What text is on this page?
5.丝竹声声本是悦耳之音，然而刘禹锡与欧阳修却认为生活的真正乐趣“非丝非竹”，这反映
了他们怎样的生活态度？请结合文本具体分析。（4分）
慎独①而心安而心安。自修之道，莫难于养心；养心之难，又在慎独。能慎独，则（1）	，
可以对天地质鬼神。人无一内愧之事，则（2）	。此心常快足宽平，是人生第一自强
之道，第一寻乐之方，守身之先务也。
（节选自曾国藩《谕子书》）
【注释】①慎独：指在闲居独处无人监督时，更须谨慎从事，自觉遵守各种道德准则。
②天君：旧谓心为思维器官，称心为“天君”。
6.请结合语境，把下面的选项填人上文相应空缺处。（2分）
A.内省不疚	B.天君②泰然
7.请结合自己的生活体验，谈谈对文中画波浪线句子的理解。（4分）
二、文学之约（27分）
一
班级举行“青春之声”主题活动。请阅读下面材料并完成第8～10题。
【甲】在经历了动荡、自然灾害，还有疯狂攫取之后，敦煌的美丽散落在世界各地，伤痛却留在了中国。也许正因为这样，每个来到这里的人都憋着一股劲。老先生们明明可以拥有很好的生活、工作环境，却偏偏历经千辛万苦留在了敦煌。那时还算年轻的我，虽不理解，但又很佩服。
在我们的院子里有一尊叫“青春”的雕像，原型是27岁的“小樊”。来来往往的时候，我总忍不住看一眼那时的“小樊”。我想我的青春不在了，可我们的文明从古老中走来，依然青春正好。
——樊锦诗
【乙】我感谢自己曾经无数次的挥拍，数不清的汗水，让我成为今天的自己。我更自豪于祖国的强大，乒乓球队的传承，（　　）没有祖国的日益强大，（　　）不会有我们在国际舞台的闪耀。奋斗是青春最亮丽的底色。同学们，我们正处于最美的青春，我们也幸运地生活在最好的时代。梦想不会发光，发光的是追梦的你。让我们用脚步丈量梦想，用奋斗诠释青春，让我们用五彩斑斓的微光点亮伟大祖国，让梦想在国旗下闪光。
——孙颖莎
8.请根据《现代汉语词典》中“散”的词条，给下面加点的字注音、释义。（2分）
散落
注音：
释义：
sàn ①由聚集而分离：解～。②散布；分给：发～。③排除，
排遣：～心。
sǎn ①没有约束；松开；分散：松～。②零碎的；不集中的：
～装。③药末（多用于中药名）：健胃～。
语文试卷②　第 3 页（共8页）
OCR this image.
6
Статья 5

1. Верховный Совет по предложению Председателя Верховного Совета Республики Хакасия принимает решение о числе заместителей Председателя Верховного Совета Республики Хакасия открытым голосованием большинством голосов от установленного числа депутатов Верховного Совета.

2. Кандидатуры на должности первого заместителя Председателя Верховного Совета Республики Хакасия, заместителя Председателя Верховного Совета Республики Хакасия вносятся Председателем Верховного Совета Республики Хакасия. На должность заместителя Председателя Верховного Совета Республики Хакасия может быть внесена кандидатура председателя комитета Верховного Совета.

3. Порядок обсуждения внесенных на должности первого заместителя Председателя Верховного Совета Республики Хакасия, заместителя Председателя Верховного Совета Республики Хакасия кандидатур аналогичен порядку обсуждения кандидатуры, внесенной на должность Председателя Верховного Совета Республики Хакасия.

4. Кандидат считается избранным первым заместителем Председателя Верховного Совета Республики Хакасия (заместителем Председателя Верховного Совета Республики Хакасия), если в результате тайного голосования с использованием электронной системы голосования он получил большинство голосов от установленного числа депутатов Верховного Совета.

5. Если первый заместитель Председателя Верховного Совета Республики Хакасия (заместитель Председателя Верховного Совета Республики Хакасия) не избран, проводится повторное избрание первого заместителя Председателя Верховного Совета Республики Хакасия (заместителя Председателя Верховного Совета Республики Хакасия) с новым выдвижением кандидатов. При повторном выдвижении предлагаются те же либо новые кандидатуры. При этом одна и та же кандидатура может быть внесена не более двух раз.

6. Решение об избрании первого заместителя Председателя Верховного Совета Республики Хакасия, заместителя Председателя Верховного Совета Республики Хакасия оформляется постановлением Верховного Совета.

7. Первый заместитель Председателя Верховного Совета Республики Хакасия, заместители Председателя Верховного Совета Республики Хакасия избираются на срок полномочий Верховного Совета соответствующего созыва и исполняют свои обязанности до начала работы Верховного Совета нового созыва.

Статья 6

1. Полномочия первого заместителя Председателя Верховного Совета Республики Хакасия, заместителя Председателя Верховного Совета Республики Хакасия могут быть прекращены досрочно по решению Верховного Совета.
----------
▶ Problem:
Every entry must be retyped in full, exactly as given.

▶ Reply:
What text is on this page?
5.丝竹声声本是悦耳之音，然而刘禹锡与欧阳修却认为生活的真正乐趣“非丝非竹”，这反映
了他们怎样的生活态度？请结合文本具体分析。（4分）
慎独①而心安而心安。自修之道，莫难于养心；养心之难，又在慎独。能慎独，则（1）	，
可以对天地质鬼神。人无一内愧之事，则（2）	。此心常快足宽平，是人生第一自强
之道，第一寻乐之方，守身之先务也。
（节选自曾国藩《谕子书》）
【注释】①慎独：指在闲居独处无人监督时，更须谨慎从事，自觉遵守各种道德准则。
②天君：旧谓心为思维器官，称心为“天君”。
6.请结合语境，把下面的选项填人上文相应空缺处。（2分）
A.内省不疚	B.天君②泰然
7.请结合自己的生活体验，谈谈对文中画波浪线句子的理解。（4分）
二、文学之约（27分）
一
班级举行“青春之声”主题活动。请阅读下面材料并完成第8～10题。
【甲】在经历了动荡、自然灾害，还有疯狂攫取之后，敦煌的美丽散落在世界各地，伤痛却留在了中国。也许正因为这样，每个来到这里的人都憋着一股劲。老先生们明明可以拥有很好的生活、工作环境，却偏偏历经千辛万苦留在了敦煌。那时还算年轻的我，虽不理解，但又很佩服。
在我们的院子里有一尊叫“青春”的雕像，原型是27岁的“小樊”。来来往往的时候，我总忍不住看一眼那时的“小樊”。我想我的青春不在了，可我们的文明从古老中走来，依然青春正好。
——樊锦诗
【乙】我感谢自己曾经无数次的挥拍，数不清的汗水，让我成为今天的自己。我更自豪于祖国的强大，乒乓球队的传承，（　　）没有祖国的日益强大，（　　）不会有我们在国际舞台的闪耀。奋斗是青春最亮丽的底色。同学们，我们正处于最美的青春，我们也幸运地生活在最好的时代。梦想不会发光，发光的是追梦的你。让我们用脚步丈量梦想，用奋斗诠释青春，让我们用五彩斑斓的微光点亮伟大祖国，让梦想在国旗下闪光。
——孙颖莎
8.请根据《现代汉语词典》中“散”的词条，给下面加点的字注音、释义。（2分）
散落
注音：
释义：
sàn ①由聚集而分离：解～。②散布；分给：发～。③排除，
排遣：～心。
sǎn ①没有约束；松开；分散：松～。②零碎的；不集中的：
～装。③药末（多用于中药名）：健胃～。
语文试卷②　第 3 页（共8页）
OCR this image.
6
Статья 5

1. Верховный Совет по предложению Председателя Верховного Совета Республики Хакасия принимает решение о числе заместителей Председателя Верховного Совета Республики Хакасия открытым голосованием большинством голосов от установленного числа депутатов Верховного Совета.

2. Кандидатуры на должности первого заместителя Председателя Верховного Совета Республики Хакасия, заместителя Председателя Верховного Совета Республики Хакасия вносятся Председателем Верховного Совета Республики Хакасия. На должность заместителя Председателя Верховного Совета Республики Хакасия может быть внесена кандидатура председателя комитета Верховного Совета.

3. Порядок обсуждения внесенных на должности первого заместителя Председателя Верховного Совета Республики Хакасия, заместителя Председателя Верховного Совета Республики Хакасия кандидатур аналогичен порядку обсуждения кандидатуры, внесенной на должность Председателя Верховного Совета Республики Хакасия.

4. Кандидат считается избранным первым заместителем Председателя Верховного Совета Республики Хакасия (заместителем Председателя Верховного Совета Республики Хакасия), если в результате тайного голосования с использованием электронной системы голосования он получил большинство голосов от установленного числа депутатов Верховного Совета.

5. Если первый заместитель Председателя Верховного Совета Республики Хакасия (заместитель Председателя Верховного Совета Республики Хакасия) не избран, проводится повторное избрание первого заместителя Председателя Верховного Совета Республики Хакасия (заместителя Председателя Верховного Совета Республики Хакасия) с новым выдвижением кандидатов. При повторном выдвижении предлагаются те же либо новые кандидатуры. При этом одна и та же кандидатура может быть внесена не более двух раз.

6. Решение об избрании первого заместителя Председателя Верховного Совета Республики Хакасия, заместителя Председателя Верховного Совета Республики Хакасия оформляется постановлением Верховного Совета.

7. Первый заместитель Председателя Верховного Совета Республики Хакасия, заместители Председателя Верховного Совета Республики Хакасия избираются на срок полномочий Верховного Совета соответствующего созыва и исполняют свои обязанности до начала работы Верховного Совета нового созыва.

Статья 6

1. Полномочия первого заместителя Председателя Верховного Совета Республики Хакасия, заместителя Председателя Верховного Совета Республики Хакасия могут быть прекращены досрочно по решению Верховного Совета.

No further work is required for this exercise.